European Commission Publishes New Circular Economy Proposal
On December 2nd the European Commission published its long awaited Circular Economy package, following the withdrawal of a previous proposal at the beginning of 2015. When withdrawing the previous proposal, the European Commission promised that it would deliver a ‘more ambitious’ proposal before the end of 2015.
The EC proposal introduces a gradual limitation of the landfilling of municipal waste to 10% by 2030 of total municipal waste generated. "The European plastics industry has been calling for a legally binding landfill restriction on all recyclable as well as other recoverable post-consumer waste by 2025. Although a 10% target constitutes a step in the right direction, it remains a timid attempt to put an end to the landfilling of all waste which can be used a resource”, Karl-H. Foerster, Executive Director of PlasticsEurope, noted. In general though, PlasticsEurope welcomes the publication of the European Commission’s (EC) new Circular Economy package as a step closer to resource efficiency and as a clear achievement of its objective to taking a more holistic approach to the circular economy.
EuPC, the EU-level Trade Association representing European Plastics Converters, also welcomes this new package and many of the initiatives contained in the four legislative proposals (on Waste Framework Directive, Packaging & Packaging Waste Directive, Landfill Directive, and WEEE). However, EuPC is concerned that the level of legal clarity contained in the package is not sufficient to guide companies in Europe towards a circular economy.
Speaking on the proposal, EuPC Managing Director Alexandre Dangis stated “EuPC was hoping for more clarity and harmonisation of the EU waste acquis across EU 28 Member States, however, we fail to see a harmonized approach in the package and we therefore question the level of ambition of this new proposal on provisions on landfilling, EPR schemes and end‐of‐waste criteria.”
The proposal needs more clarity on the difference between recycling and reuse and the calculation methodology remains ambiguous. Instead of pursuing an eventual landfill ban for recyclables by 2025, as supported by EuPC, the Commission proposes a 90% reduction in landfilling of municipal waste by 2030.
The package will now be sent to the European Parliament and the Council for scrutiny and both institutions will carry out work on their positions in the first quarter of 2016.

######

[TASK 1] According to the circular economy article, when will the European Parliament and the Council work on their positions on the package?
[TASK 2] Retype the circular economy article from "Speaking on the" to "waste by 2030.".

######

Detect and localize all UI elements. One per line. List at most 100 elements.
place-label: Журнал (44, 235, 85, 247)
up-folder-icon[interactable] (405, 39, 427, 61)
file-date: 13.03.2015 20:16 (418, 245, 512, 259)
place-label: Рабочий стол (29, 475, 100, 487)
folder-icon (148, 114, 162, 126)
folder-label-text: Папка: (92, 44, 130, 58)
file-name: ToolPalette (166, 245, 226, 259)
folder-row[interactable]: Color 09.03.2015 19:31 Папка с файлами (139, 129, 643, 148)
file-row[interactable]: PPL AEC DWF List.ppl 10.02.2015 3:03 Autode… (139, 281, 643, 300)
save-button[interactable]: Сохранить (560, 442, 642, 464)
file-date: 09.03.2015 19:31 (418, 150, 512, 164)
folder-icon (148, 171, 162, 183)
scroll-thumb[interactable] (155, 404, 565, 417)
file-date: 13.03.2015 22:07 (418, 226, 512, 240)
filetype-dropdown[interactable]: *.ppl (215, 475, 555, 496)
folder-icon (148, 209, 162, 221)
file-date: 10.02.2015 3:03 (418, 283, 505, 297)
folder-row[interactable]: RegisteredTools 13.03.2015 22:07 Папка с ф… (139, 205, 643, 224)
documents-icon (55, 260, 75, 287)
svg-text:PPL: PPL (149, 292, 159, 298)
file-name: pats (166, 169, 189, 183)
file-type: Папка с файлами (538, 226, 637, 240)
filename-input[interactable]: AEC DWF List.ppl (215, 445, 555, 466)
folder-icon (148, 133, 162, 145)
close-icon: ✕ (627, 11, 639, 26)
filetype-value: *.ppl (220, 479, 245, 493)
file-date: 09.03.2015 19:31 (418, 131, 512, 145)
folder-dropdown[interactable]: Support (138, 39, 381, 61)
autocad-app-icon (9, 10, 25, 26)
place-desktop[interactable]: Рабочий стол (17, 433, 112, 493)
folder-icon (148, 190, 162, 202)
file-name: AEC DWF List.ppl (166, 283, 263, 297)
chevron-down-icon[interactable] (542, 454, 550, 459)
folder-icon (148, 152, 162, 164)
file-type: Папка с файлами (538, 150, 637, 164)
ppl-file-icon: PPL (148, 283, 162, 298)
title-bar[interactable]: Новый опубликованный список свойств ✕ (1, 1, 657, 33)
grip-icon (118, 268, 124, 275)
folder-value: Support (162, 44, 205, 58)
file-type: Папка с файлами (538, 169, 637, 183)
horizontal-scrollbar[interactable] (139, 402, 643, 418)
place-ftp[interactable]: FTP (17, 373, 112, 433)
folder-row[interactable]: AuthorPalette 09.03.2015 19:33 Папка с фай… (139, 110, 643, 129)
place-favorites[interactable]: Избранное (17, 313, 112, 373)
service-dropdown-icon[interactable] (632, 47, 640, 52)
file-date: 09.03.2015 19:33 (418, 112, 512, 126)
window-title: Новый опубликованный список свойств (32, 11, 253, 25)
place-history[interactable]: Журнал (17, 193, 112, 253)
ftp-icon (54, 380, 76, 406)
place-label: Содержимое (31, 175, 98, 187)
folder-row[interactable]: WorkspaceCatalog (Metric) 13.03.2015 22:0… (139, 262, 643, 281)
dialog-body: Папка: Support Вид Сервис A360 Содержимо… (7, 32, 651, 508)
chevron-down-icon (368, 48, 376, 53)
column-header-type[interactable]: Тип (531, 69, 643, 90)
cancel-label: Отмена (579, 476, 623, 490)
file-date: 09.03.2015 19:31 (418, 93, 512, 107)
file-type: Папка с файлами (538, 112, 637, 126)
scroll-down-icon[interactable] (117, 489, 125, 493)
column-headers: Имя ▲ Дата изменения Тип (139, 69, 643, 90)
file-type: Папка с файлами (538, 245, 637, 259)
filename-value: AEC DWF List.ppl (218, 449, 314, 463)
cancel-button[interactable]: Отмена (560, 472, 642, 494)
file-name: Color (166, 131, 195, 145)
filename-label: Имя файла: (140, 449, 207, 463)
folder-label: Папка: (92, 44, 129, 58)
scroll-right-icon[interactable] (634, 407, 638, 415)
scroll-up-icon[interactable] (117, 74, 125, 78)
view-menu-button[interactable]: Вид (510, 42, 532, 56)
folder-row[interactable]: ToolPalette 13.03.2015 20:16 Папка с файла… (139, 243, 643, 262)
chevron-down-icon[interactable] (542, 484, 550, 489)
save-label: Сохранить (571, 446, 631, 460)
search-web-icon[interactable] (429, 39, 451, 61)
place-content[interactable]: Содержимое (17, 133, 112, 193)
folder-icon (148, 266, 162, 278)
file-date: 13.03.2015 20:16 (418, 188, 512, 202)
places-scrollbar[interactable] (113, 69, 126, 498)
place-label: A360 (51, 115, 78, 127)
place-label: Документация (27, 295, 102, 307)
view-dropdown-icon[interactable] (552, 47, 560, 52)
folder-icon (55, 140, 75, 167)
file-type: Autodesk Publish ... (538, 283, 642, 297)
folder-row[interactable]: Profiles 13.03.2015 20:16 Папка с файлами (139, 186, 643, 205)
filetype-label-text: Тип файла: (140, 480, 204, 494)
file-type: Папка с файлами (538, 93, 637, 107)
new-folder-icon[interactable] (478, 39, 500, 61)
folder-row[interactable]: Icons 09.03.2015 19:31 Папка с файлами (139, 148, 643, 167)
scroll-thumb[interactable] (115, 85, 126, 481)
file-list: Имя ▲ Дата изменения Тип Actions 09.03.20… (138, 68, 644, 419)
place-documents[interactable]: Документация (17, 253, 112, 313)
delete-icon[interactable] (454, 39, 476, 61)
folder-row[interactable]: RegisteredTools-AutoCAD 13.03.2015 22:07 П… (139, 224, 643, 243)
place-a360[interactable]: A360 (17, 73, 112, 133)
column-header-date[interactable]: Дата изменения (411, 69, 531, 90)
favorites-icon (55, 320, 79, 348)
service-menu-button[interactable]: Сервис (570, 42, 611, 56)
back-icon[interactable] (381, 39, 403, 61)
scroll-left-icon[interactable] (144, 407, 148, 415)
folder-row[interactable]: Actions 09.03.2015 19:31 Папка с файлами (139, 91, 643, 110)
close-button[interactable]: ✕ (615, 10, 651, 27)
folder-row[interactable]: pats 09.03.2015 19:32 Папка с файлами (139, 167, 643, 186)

######

[EXPECTED ANSWER 1] In the first quarter of 2016.

[EXPECTED ANSWER 2]
Speaking on the proposal, EuPC Managing Director Alexandre Dangis stated “EuPC was hoping for more clarity and harmonisation of the EU waste acquis across EU 28 Member States, however, we fail to see a harmonized approach in the package and we therefore question the level of ambition of this new proposal on provisions on landfilling, EPR schemes and end‐of‐waste criteria.”
The proposal needs more clarity on the difference between recycling and reuse and the calculation methodology remains ambiguous. Instead of pursuing an eventual landfill ban for recyclables by 2025, as supported by EuPC, the Commission proposes a 90% reduction in landfilling of municipal waste by 2030.